EXERCISE TASK: Put every line of the entries below into a numbered list, leaving out any blank lines.

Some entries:
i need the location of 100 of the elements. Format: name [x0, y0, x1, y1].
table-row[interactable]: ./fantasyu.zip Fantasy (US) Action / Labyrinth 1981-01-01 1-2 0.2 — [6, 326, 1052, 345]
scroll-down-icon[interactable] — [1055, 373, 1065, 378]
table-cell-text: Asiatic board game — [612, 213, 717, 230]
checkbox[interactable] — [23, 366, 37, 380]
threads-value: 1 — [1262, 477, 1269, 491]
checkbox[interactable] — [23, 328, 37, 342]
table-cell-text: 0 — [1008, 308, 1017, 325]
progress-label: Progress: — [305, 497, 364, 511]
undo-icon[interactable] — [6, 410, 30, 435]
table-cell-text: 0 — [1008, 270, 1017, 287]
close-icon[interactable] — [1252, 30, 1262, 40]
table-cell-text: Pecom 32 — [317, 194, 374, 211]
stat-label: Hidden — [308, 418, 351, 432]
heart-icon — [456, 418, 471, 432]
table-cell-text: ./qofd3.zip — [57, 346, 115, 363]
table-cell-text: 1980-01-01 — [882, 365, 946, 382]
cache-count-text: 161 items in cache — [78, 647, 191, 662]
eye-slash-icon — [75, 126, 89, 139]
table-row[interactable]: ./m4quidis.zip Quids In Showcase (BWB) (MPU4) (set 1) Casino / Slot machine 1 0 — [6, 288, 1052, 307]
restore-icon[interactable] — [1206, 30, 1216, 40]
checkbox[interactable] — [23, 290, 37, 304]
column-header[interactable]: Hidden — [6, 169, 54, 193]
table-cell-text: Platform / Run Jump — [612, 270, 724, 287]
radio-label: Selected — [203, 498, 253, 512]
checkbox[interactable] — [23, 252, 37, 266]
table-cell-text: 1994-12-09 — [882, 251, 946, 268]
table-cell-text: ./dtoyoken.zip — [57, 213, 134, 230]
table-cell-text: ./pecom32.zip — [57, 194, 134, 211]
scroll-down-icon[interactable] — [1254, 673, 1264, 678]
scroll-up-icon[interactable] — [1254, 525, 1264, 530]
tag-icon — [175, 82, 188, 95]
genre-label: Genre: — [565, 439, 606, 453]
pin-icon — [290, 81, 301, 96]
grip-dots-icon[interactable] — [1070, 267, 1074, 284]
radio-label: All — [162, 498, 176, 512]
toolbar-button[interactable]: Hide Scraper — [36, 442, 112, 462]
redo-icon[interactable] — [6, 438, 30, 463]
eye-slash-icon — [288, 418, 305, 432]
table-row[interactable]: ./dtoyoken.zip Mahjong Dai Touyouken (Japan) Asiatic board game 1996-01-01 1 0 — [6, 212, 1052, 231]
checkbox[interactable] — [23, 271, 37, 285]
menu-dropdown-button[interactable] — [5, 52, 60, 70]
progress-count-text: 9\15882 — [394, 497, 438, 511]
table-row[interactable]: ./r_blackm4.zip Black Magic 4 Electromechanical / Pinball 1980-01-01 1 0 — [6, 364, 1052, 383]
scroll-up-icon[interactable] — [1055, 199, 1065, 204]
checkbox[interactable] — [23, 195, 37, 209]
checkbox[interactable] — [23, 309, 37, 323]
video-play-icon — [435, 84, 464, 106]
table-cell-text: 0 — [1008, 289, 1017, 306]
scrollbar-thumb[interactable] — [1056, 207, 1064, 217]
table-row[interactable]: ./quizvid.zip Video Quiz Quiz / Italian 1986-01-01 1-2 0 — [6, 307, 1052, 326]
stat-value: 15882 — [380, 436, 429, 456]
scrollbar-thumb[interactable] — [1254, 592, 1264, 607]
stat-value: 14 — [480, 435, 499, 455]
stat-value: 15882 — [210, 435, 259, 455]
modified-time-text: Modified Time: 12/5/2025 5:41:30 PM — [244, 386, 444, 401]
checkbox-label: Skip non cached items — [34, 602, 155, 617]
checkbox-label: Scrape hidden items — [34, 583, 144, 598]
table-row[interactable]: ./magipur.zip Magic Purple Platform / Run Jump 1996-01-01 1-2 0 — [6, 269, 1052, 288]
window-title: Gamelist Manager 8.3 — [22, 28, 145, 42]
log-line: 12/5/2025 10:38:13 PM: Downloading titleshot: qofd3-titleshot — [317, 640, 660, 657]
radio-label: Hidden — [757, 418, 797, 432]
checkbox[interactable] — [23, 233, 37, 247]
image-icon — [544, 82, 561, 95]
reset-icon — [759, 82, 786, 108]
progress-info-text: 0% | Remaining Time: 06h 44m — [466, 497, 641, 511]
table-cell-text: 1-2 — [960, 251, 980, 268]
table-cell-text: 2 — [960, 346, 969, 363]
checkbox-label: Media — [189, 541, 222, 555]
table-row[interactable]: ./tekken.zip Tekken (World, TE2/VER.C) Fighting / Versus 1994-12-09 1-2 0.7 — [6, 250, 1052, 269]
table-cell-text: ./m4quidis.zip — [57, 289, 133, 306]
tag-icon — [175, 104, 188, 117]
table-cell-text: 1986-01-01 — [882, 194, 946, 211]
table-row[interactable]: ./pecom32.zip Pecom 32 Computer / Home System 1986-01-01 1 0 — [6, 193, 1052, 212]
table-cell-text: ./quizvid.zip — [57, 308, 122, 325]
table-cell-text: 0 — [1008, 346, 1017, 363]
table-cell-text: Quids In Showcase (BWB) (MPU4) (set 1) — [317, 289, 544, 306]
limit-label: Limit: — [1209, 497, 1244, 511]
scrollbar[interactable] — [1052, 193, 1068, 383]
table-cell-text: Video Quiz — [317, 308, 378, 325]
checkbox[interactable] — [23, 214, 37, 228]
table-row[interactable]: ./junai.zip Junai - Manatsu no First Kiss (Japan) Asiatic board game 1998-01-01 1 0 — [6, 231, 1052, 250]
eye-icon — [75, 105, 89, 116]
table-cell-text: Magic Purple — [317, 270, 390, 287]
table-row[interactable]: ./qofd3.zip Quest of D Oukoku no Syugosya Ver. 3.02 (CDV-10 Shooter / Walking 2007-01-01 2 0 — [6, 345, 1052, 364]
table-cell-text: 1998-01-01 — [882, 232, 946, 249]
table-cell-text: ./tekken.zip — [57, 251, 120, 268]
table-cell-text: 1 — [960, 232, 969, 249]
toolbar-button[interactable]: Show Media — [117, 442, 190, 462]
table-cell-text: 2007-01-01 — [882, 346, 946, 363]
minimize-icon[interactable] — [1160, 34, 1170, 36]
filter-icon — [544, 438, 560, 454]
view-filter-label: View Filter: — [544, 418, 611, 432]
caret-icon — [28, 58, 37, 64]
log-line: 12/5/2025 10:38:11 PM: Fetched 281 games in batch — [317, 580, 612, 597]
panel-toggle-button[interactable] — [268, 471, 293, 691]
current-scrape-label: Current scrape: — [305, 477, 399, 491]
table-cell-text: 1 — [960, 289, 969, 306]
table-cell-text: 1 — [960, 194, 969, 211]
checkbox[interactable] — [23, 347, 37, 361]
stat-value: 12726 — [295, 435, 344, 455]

THE SOLUTION:
1. i need the location of 100 of the elements. Format: name [x0, y0, x1, y1].
2. table-row[interactable]: ./fantasyu.zip Fantasy (US) Action / Labyrinth 1981-01-01 1-2 0.2 — [6, 326, 1052, 345]
3. scroll-down-icon[interactable] — [1055, 373, 1065, 378]
4. table-cell-text: Asiatic board game — [612, 213, 717, 230]
5. checkbox[interactable] — [23, 366, 37, 380]
6. threads-value: 1 — [1262, 477, 1269, 491]
7. checkbox[interactable] — [23, 328, 37, 342]
8. table-cell-text: 0 — [1008, 308, 1017, 325]
9. progress-label: Progress: — [305, 497, 364, 511]
10. undo-icon[interactable] — [6, 410, 30, 435]
11. table-cell-text: 0 — [1008, 270, 1017, 287]
12. close-icon[interactable] — [1252, 30, 1262, 40]
13. table-cell-text: Pecom 32 — [317, 194, 374, 211]
14. stat-label: Hidden — [308, 418, 351, 432]
15. heart-icon — [456, 418, 471, 432]
16. table-cell-text: ./qofd3.zip — [57, 346, 115, 363]
17. table-cell-text: 1980-01-01 — [882, 365, 946, 382]
18. cache-count-text: 161 items in cache — [78, 647, 191, 662]
19. eye-slash-icon — [75, 126, 89, 139]
20. table-row[interactable]: ./m4quidis.zip Quids In Showcase (BWB) (MPU4) (set 1) Casino / Slot machine 1 0 — [6, 288, 1052, 307]
21. restore-icon[interactable] — [1206, 30, 1216, 40]
22. checkbox[interactable] — [23, 290, 37, 304]
23. column-header[interactable]: Hidden — [6, 169, 54, 193]
24. table-cell-text: Platform / Run Jump — [612, 270, 724, 287]
25. radio-label: Selected — [203, 498, 253, 512]
26. checkbox[interactable] — [23, 252, 37, 266]
27. table-cell-text: 1994-12-09 — [882, 251, 946, 268]
28. table-cell-text: ./dtoyoken.zip — [57, 213, 134, 230]
29. table-cell-text: ./pecom32.zip — [57, 194, 134, 211]
30. scroll-down-icon[interactable] — [1254, 673, 1264, 678]
31. scroll-up-icon[interactable] — [1254, 525, 1264, 530]
32. tag-icon — [175, 82, 188, 95]
33. genre-label: Genre: — [565, 439, 606, 453]
34. pin-icon — [290, 81, 301, 96]
35. grip-dots-icon[interactable] — [1070, 267, 1074, 284]
36. radio-label: All — [162, 498, 176, 512]
37. toolbar-button[interactable]: Hide Scraper — [36, 442, 112, 462]
38. redo-icon[interactable] — [6, 438, 30, 463]
39. eye-slash-icon — [288, 418, 305, 432]
40. table-row[interactable]: ./dtoyoken.zip Mahjong Dai Touyouken (Japan) Asiatic board game 1996-01-01 1 0 — [6, 212, 1052, 231]
41. checkbox[interactable] — [23, 271, 37, 285]
42. menu-dropdown-button[interactable] — [5, 52, 60, 70]
43. progress-count-text: 9\15882 — [394, 497, 438, 511]
44. table-row[interactable]: ./r_blackm4.zip Black Magic 4 Electromechanical / Pinball 1980-01-01 1 0 — [6, 364, 1052, 383]
45. scroll-up-icon[interactable] — [1055, 199, 1065, 204]
46. checkbox[interactable] — [23, 195, 37, 209]
47. checkbox[interactable] — [23, 309, 37, 323]
48. video-play-icon — [435, 84, 464, 106]
49. table-cell-text: 0 — [1008, 289, 1017, 306]
50. scrollbar-thumb[interactable] — [1056, 207, 1064, 217]
51. table-row[interactable]: ./quizvid.zip Video Quiz Quiz / Italian 1986-01-01 1-2 0 — [6, 307, 1052, 326]
52. stat-value: 15882 — [380, 436, 429, 456]
53. scrollbar-thumb[interactable] — [1254, 592, 1264, 607]
54. stat-value: 14 — [480, 435, 499, 455]
55. stat-value: 15882 — [210, 435, 259, 455]
56. modified-time-text: Modified Time: 12/5/2025 5:41:30 PM — [244, 386, 444, 401]
57. checkbox-label: Skip non cached items — [34, 602, 155, 617]
58. checkbox-label: Scrape hidden items — [34, 583, 144, 598]
59. table-row[interactable]: ./magipur.zip Magic Purple Platform / Run Jump 1996-01-01 1-2 0 — [6, 269, 1052, 288]
60. window-title: Gamelist Manager 8.3 — [22, 28, 145, 42]
61. log-line: 12/5/2025 10:38:13 PM: Downloading titleshot: qofd3-titleshot — [317, 640, 660, 657]
62. radio-label: Hidden — [757, 418, 797, 432]
63. checkbox[interactable] — [23, 233, 37, 247]
64. image-icon — [544, 82, 561, 95]
65. reset-icon — [759, 82, 786, 108]
66. progress-info-text: 0% | Remaining Time: 06h 44m — [466, 497, 641, 511]
67. table-cell-text: 1-2 — [960, 251, 980, 268]
68. table-cell-text: 2 — [960, 346, 969, 363]
69. checkbox-label: Media — [189, 541, 222, 555]
70. table-row[interactable]: ./tekken.zip Tekken (World, TE2/VER.C) Fighting / Versus 1994-12-09 1-2 0.7 — [6, 250, 1052, 269]
71. table-cell-text: ./m4quidis.zip — [57, 289, 133, 306]
72. tag-icon — [175, 104, 188, 117]
73. table-cell-text: 1986-01-01 — [882, 194, 946, 211]
74. table-row[interactable]: ./pecom32.zip Pecom 32 Computer / Home System 1986-01-01 1 0 — [6, 193, 1052, 212]
75. table-cell-text: ./quizvid.zip — [57, 308, 122, 325]
76. table-cell-text: 0 — [1008, 346, 1017, 363]
77. table-cell-text: Quids In Showcase (BWB) (MPU4) (set 1) — [317, 289, 544, 306]
78. limit-label: Limit: — [1209, 497, 1244, 511]
79. scrollbar[interactable] — [1052, 193, 1068, 383]
80. table-cell-text: Video Quiz — [317, 308, 378, 325]
81. checkbox[interactable] — [23, 214, 37, 228]
82. table-row[interactable]: ./junai.zip Junai - Manatsu no First Kiss (Japan) Asiatic board game 1998-01-01 1 0 — [6, 231, 1052, 250]
83. eye-icon — [75, 105, 89, 116]
84. table-cell-text: Magic Purple — [317, 270, 390, 287]
85. table-row[interactable]: ./qofd3.zip Quest of D Oukoku no Syugosya Ver. 3.02 (CDV-10 Shooter / Walking 2007-01-01 2 0 — [6, 345, 1052, 364]
86. table-cell-text: 1998-01-01 — [882, 232, 946, 249]
87. table-cell-text: ./tekken.zip — [57, 251, 120, 268]
88. table-cell-text: 1 — [960, 232, 969, 249]
89. toolbar-button[interactable]: Show Media — [117, 442, 190, 462]
90. table-cell-text: 2007-01-01 — [882, 346, 946, 363]
91. minimize-icon[interactable] — [1160, 34, 1170, 36]
92. filter-icon — [544, 438, 560, 454]
93. view-filter-label: View Filter: — [544, 418, 611, 432]
94. caret-icon — [28, 58, 37, 64]
95. log-line: 12/5/2025 10:38:11 PM: Fetched 281 games in batch — [317, 580, 612, 597]
96. panel-toggle-button[interactable] — [268, 471, 293, 691]
97. current-scrape-label: Current scrape: — [305, 477, 399, 491]
98. table-cell-text: 1 — [960, 289, 969, 306]
99. table-cell-text: 1 — [960, 194, 969, 211]
100. checkbox[interactable] — [23, 347, 37, 361]
101. stat-value: 12726 — [295, 435, 344, 455]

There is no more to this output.